§ What the exercise asks
Leave out any pictures and transcribe all other data below exactly.

§ Exercise materials
---*---
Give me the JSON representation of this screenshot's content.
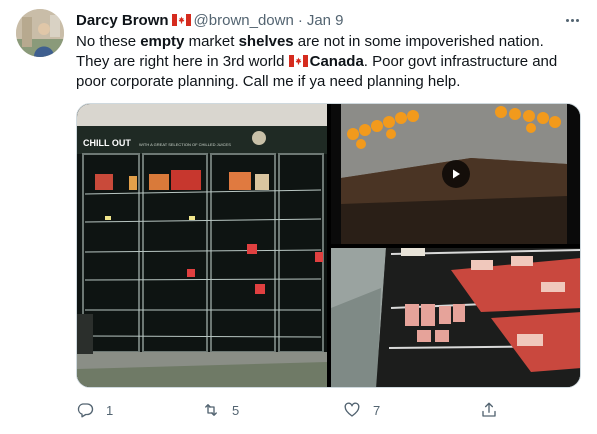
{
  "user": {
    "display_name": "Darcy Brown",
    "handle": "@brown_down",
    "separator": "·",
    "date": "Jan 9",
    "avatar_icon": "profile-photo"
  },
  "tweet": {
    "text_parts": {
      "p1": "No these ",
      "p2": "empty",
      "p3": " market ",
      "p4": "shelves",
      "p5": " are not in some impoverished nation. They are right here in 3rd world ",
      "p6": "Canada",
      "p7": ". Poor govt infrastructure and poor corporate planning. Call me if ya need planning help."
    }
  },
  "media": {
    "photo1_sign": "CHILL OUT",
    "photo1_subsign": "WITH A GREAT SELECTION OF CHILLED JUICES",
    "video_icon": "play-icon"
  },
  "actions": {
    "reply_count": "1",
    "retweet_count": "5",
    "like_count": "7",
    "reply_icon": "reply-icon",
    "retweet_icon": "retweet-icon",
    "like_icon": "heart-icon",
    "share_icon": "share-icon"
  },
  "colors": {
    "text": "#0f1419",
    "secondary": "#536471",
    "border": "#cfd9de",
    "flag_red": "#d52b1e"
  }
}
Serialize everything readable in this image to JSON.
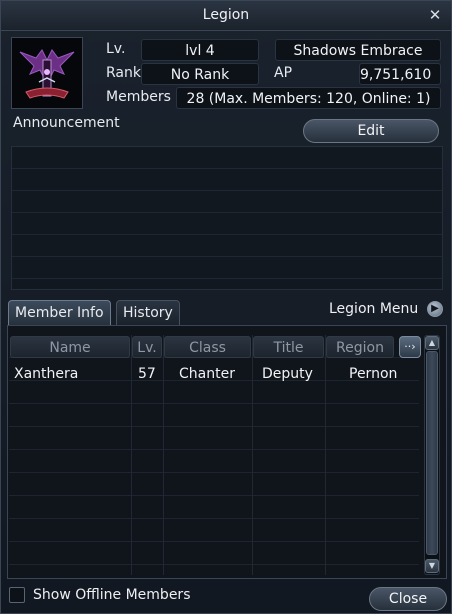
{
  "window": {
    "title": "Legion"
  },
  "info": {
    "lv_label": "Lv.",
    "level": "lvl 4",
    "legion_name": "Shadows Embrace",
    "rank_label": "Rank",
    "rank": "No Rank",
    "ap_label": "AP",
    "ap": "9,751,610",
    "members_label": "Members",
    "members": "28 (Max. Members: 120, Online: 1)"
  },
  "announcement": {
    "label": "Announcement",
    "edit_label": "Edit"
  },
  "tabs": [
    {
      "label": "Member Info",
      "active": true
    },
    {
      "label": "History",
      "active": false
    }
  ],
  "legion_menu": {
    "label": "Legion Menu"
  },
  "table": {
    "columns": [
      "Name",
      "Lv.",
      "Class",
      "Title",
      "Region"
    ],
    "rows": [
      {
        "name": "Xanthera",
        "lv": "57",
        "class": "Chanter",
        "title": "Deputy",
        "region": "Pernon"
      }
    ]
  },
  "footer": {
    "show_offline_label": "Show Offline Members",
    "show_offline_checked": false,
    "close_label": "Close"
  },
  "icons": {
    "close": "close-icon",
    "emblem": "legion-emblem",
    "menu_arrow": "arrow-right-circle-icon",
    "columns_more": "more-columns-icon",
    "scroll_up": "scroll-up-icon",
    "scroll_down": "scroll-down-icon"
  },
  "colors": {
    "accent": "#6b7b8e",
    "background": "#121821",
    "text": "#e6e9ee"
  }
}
---*---
§ In response
Give me the JSON representation of this screenshot's content.
{
  "user": {
    "display_name": "Darcy Brown",
    "handle": "@brown_down",
    "separator": "·",
    "date": "Jan 9",
    "avatar_icon": "profile-photo"
  },
  "tweet": {
    "text_parts": {
      "p1": "No these ",
      "p2": "empty",
      "p3": " market ",
      "p4": "shelves",
      "p5": " are not in some impoverished nation. They are right here in 3rd world ",
      "p6": "Canada",
      "p7": ". Poor govt infrastructure and poor corporate planning. Call me if ya need planning help."
    }
  },
  "media": {
    "photo1_sign": "CHILL OUT",
    "photo1_subsign": "WITH A GREAT SELECTION OF CHILLED JUICES",
    "video_icon": "play-icon"
  },
  "actions": {
    "reply_count": "1",
    "retweet_count": "5",
    "like_count": "7",
    "reply_icon": "reply-icon",
    "retweet_icon": "retweet-icon",
    "like_icon": "heart-icon",
    "share_icon": "share-icon"
  },
  "colors": {
    "text": "#0f1419",
    "secondary": "#536471",
    "border": "#cfd9de",
    "flag_red": "#d52b1e"
  }
}
Serialize everything readable in this image to JSON.
{
  "window": {
    "title": "Legion"
  },
  "info": {
    "lv_label": "Lv.",
    "level": "lvl 4",
    "legion_name": "Shadows Embrace",
    "rank_label": "Rank",
    "rank": "No Rank",
    "ap_label": "AP",
    "ap": "9,751,610",
    "members_label": "Members",
    "members": "28 (Max. Members: 120, Online: 1)"
  },
  "announcement": {
    "label": "Announcement",
    "edit_label": "Edit"
  },
  "tabs": [
    {
      "label": "Member Info",
      "active": true
    },
    {
      "label": "History",
      "active": false
    }
  ],
  "legion_menu": {
    "label": "Legion Menu"
  },
  "table": {
    "columns": [
      "Name",
      "Lv.",
      "Class",
      "Title",
      "Region"
    ],
    "rows": [
      {
        "name": "Xanthera",
        "lv": "57",
        "class": "Chanter",
        "title": "Deputy",
        "region": "Pernon"
      }
    ]
  },
  "footer": {
    "show_offline_label": "Show Offline Members",
    "show_offline_checked": false,
    "close_label": "Close"
  },
  "icons": {
    "close": "close-icon",
    "emblem": "legion-emblem",
    "menu_arrow": "arrow-right-circle-icon",
    "columns_more": "more-columns-icon",
    "scroll_up": "scroll-up-icon",
    "scroll_down": "scroll-down-icon"
  },
  "colors": {
    "accent": "#6b7b8e",
    "background": "#121821",
    "text": "#e6e9ee"
  }
}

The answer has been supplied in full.